Report every line below that holds the word "JSON".

==== Input records

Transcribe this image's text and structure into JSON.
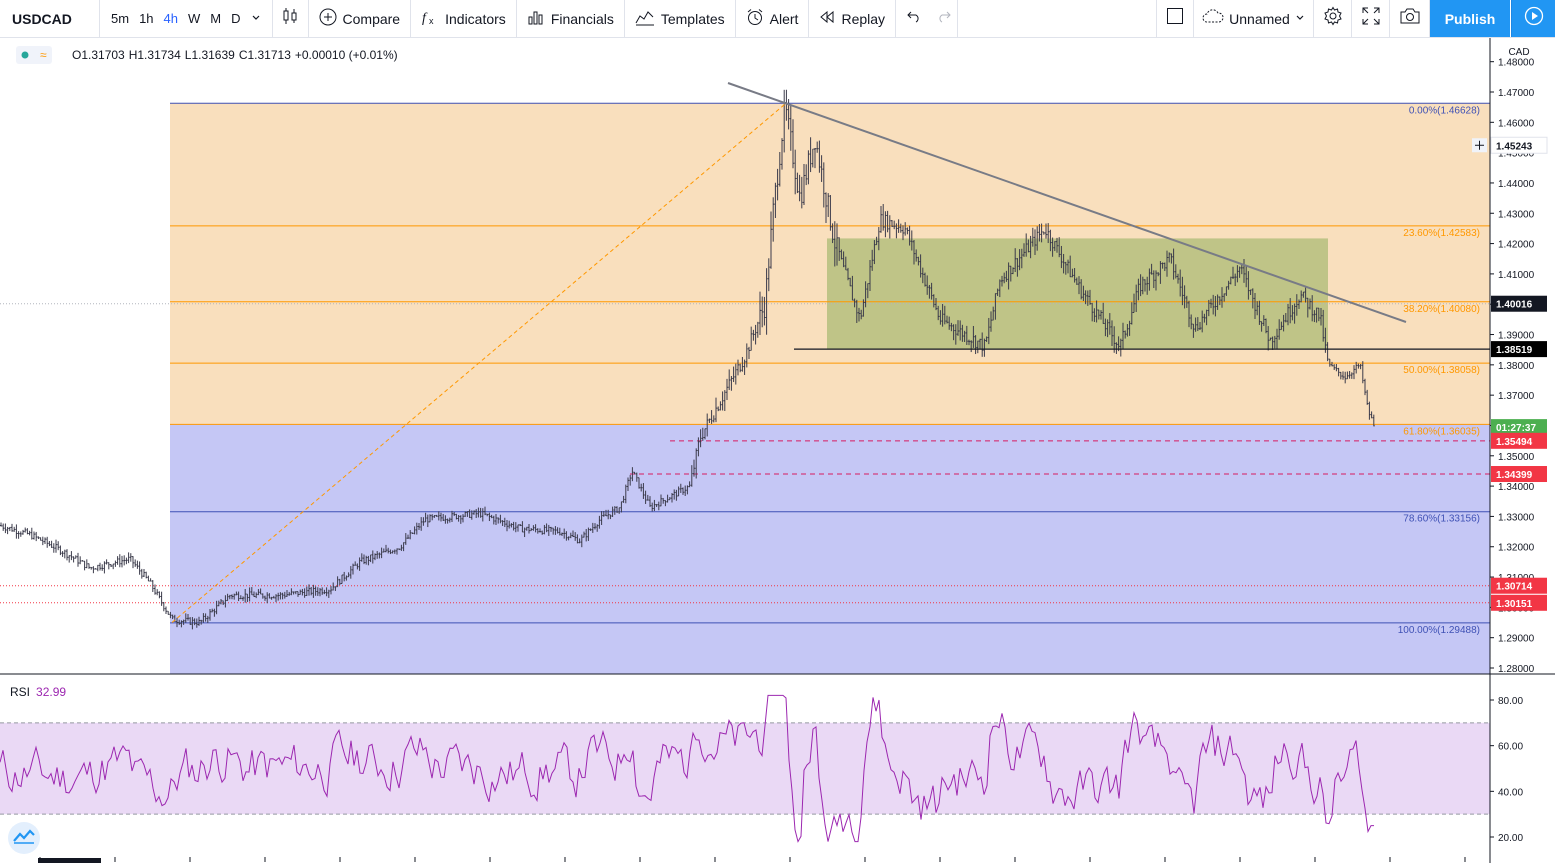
{
  "toolbar": {
    "symbol": "USDCAD",
    "timeframes": [
      "5m",
      "1h",
      "4h",
      "W",
      "M",
      "D"
    ],
    "active_timeframe": "4h",
    "compare_label": "Compare",
    "indicators_label": "Indicators",
    "financials_label": "Financials",
    "templates_label": "Templates",
    "alert_label": "Alert",
    "replay_label": "Replay",
    "layout_name": "Unnamed",
    "publish_label": "Publish"
  },
  "legend": {
    "open": "O1.31703",
    "high": "H1.31734",
    "low": "L1.31639",
    "close": "C1.31713",
    "change": "+0.00010 (+0.01%)"
  },
  "price_axis": {
    "currency": "CAD",
    "ticks": [
      "1.48000",
      "1.47000",
      "1.46000",
      "1.45000",
      "1.44000",
      "1.43000",
      "1.42000",
      "1.41000",
      "1.40000",
      "1.39000",
      "1.38000",
      "1.37000",
      "1.36000",
      "1.35000",
      "1.34000",
      "1.33000",
      "1.32000",
      "1.31000",
      "1.30000",
      "1.29000",
      "1.28000"
    ]
  },
  "price_labels": [
    {
      "text": "1.45243",
      "price": 1.45243,
      "bg": "#ffffff",
      "fg": "#131722"
    },
    {
      "text": "1.40016",
      "price": 1.40016,
      "bg": "#131722",
      "fg": "#ffffff"
    },
    {
      "text": "1.38519",
      "price": 1.38519,
      "bg": "#000000",
      "fg": "#ffffff"
    },
    {
      "text": "01:27:37",
      "price": 1.35946,
      "bg": "#4caf50",
      "fg": "#ffffff"
    },
    {
      "text": "1.35494",
      "price": 1.35494,
      "bg": "#f23645",
      "fg": "#ffffff"
    },
    {
      "text": "1.34399",
      "price": 1.34399,
      "bg": "#f23645",
      "fg": "#ffffff"
    },
    {
      "text": "1.30714",
      "price": 1.30714,
      "bg": "#f23645",
      "fg": "#ffffff"
    },
    {
      "text": "1.30151",
      "price": 1.30151,
      "bg": "#f23645",
      "fg": "#ffffff"
    }
  ],
  "fib_levels": [
    {
      "label": "0.00%(1.46628)",
      "price": 1.46628,
      "color": "#3f51b5"
    },
    {
      "label": "23.60%(1.42583)",
      "price": 1.42583,
      "color": "#ff9800"
    },
    {
      "label": "38.20%(1.40080)",
      "price": 1.4008,
      "color": "#ff9800"
    },
    {
      "label": "50.00%(1.38058)",
      "price": 1.38058,
      "color": "#ff9800"
    },
    {
      "label": "61.80%(1.36035)",
      "price": 1.36035,
      "color": "#ff9800"
    },
    {
      "label": "78.60%(1.33156)",
      "price": 1.33156,
      "color": "#3f51b5"
    },
    {
      "label": "100.00%(1.29488)",
      "price": 1.29488,
      "color": "#3f51b5"
    }
  ],
  "rsi": {
    "label": "RSI",
    "value": "32.99",
    "ticks": [
      "80.00",
      "60.00",
      "40.00",
      "20.00"
    ],
    "upper_band": 70,
    "lower_band": 30
  },
  "colors": {
    "fib_orange_zone": "#f9dfbd",
    "fib_blue_zone": "#c5c7f5",
    "consolidation_box": "#b5c07e",
    "rsi_line": "#9c27b0",
    "rsi_band": "#ead9f5",
    "accent": "#2196f3"
  }
}
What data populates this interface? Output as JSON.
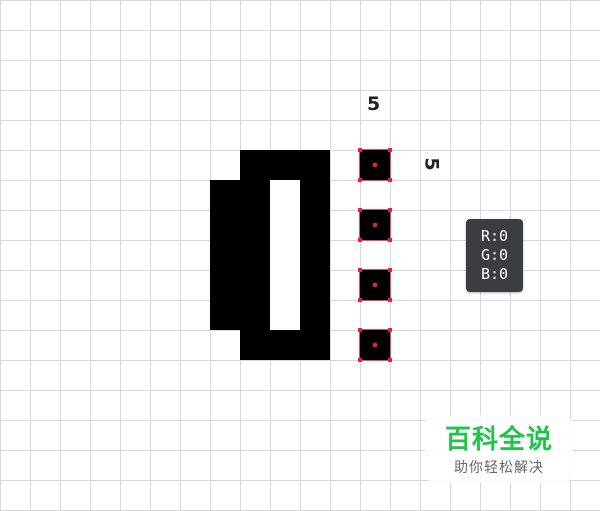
{
  "canvas": {
    "grid_color": "#d8d8d8",
    "background": "#ffffff"
  },
  "artwork": {
    "fill_color": "#000000"
  },
  "selection": {
    "anchor_color": "#e5223a",
    "count": 4
  },
  "dimensions": {
    "top_label": "5",
    "right_label": "5"
  },
  "color_tooltip": {
    "r": "R:0",
    "g": "G:0",
    "b": "B:0"
  },
  "watermark": {
    "title": "百科全说",
    "subtitle": "助你轻松解决",
    "title_color": "#20c34a"
  }
}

========

Solution to this problem:
Transcribe this image's text and structure into JSON.
What data populates this interface? Output as JSON.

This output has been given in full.